> **PROBLEM STATEMENT**
Below are some records: retype them all exactly, but not the pictures.

> **Data entries for graphics**
┌──
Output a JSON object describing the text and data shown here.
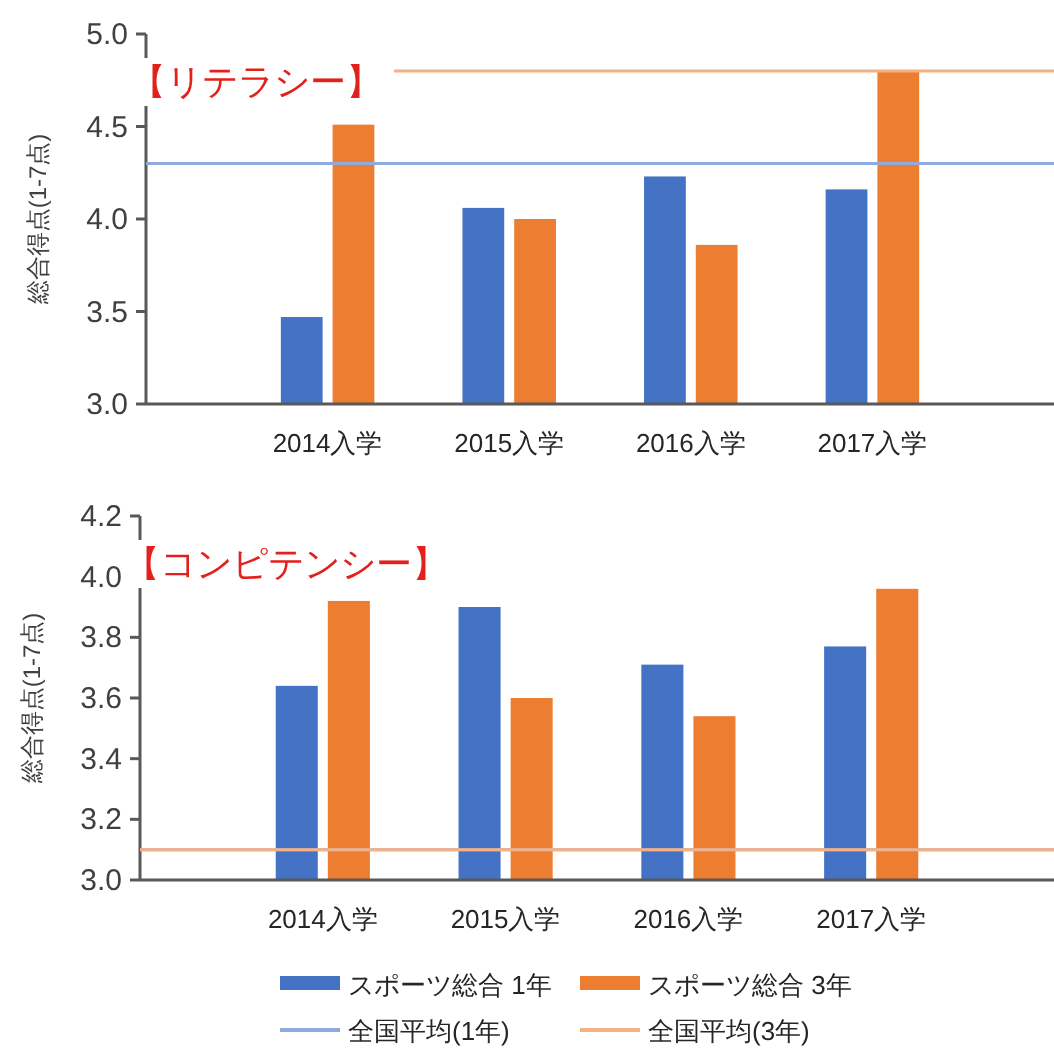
{
  "chart_data": [
    {
      "type": "bar",
      "ylabel": "総合得点(1-7点)",
      "annotations": [
        "【リテラシー】"
      ],
      "categories": [
        "2014入学",
        "2015入学",
        "2016入学",
        "2017入学"
      ],
      "series": [
        {
          "color": "#4472c4",
          "values": [
            3.47,
            4.06,
            4.23,
            4.16
          ]
        },
        {
          "color": "#ed7d31",
          "values": [
            4.51,
            4.0,
            3.86,
            4.8
          ]
        }
      ],
      "ylim": [
        3,
        5
      ],
      "yticks": [
        {
          "value": 3,
          "label": "3.0"
        },
        3.5,
        {
          "value": 4,
          "label": "4.0"
        },
        4.5,
        {
          "value": 5,
          "label": "5.0"
        }
      ],
      "ref_lines": [
        {
          "axis": "y",
          "value": 4.3,
          "color": "#8faadc"
        },
        {
          "axis": "y",
          "value": 4.8,
          "color": "#f4b183"
        }
      ],
      "legend": false
    },
    {
      "type": "bar",
      "ylabel": "総合得点(1-7点)",
      "annotations": [
        "【コンピテンシー】"
      ],
      "categories": [
        "2014入学",
        "2015入学",
        "2016入学",
        "2017入学"
      ],
      "series": [
        {
          "name": "スポーツ総合 1年",
          "color": "#4472c4",
          "values": [
            3.64,
            3.9,
            3.71,
            3.77
          ]
        },
        {
          "name": "スポーツ総合 3年",
          "color": "#ed7d31",
          "values": [
            3.92,
            3.6,
            3.54,
            3.96
          ]
        }
      ],
      "ylim": [
        3,
        4.2
      ],
      "yticks": [
        {
          "value": 3,
          "label": "3.0"
        },
        3.2,
        3.4,
        3.6,
        3.8,
        {
          "value": 4,
          "label": "4.0"
        },
        4.2
      ],
      "ref_lines": [
        {
          "axis": "y",
          "value": 3.1,
          "color": "#8faadc",
          "label": "全国平均(1年)"
        },
        {
          "axis": "y",
          "value": 3.1,
          "color": "#f4b183",
          "label": "全国平均(3年)"
        }
      ],
      "legend": "bottom"
    }
  ]
}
└──
> **COMPLETE OUTPUT**
Output a JSON object describing the text and data shown here.
{
  "chart_data": [
    {
      "type": "bar",
      "ylabel": "総合得点(1-7点)",
      "annotations": [
        "【リテラシー】"
      ],
      "categories": [
        "2014入学",
        "2015入学",
        "2016入学",
        "2017入学"
      ],
      "series": [
        {
          "color": "#4472c4",
          "values": [
            3.47,
            4.06,
            4.23,
            4.16
          ]
        },
        {
          "color": "#ed7d31",
          "values": [
            4.51,
            4.0,
            3.86,
            4.8
          ]
        }
      ],
      "ylim": [
        3,
        5
      ],
      "yticks": [
        {
          "value": 3,
          "label": "3.0"
        },
        3.5,
        {
          "value": 4,
          "label": "4.0"
        },
        4.5,
        {
          "value": 5,
          "label": "5.0"
        }
      ],
      "ref_lines": [
        {
          "axis": "y",
          "value": 4.3,
          "color": "#8faadc"
        },
        {
          "axis": "y",
          "value": 4.8,
          "color": "#f4b183"
        }
      ],
      "legend": false
    },
    {
      "type": "bar",
      "ylabel": "総合得点(1-7点)",
      "annotations": [
        "【コンピテンシー】"
      ],
      "categories": [
        "2014入学",
        "2015入学",
        "2016入学",
        "2017入学"
      ],
      "series": [
        {
          "name": "スポーツ総合 1年",
          "color": "#4472c4",
          "values": [
            3.64,
            3.9,
            3.71,
            3.77
          ]
        },
        {
          "name": "スポーツ総合 3年",
          "color": "#ed7d31",
          "values": [
            3.92,
            3.6,
            3.54,
            3.96
          ]
        }
      ],
      "ylim": [
        3,
        4.2
      ],
      "yticks": [
        {
          "value": 3,
          "label": "3.0"
        },
        3.2,
        3.4,
        3.6,
        3.8,
        {
          "value": 4,
          "label": "4.0"
        },
        4.2
      ],
      "ref_lines": [
        {
          "axis": "y",
          "value": 3.1,
          "color": "#8faadc",
          "label": "全国平均(1年)"
        },
        {
          "axis": "y",
          "value": 3.1,
          "color": "#f4b183",
          "label": "全国平均(3年)"
        }
      ],
      "legend": "bottom"
    }
  ]
}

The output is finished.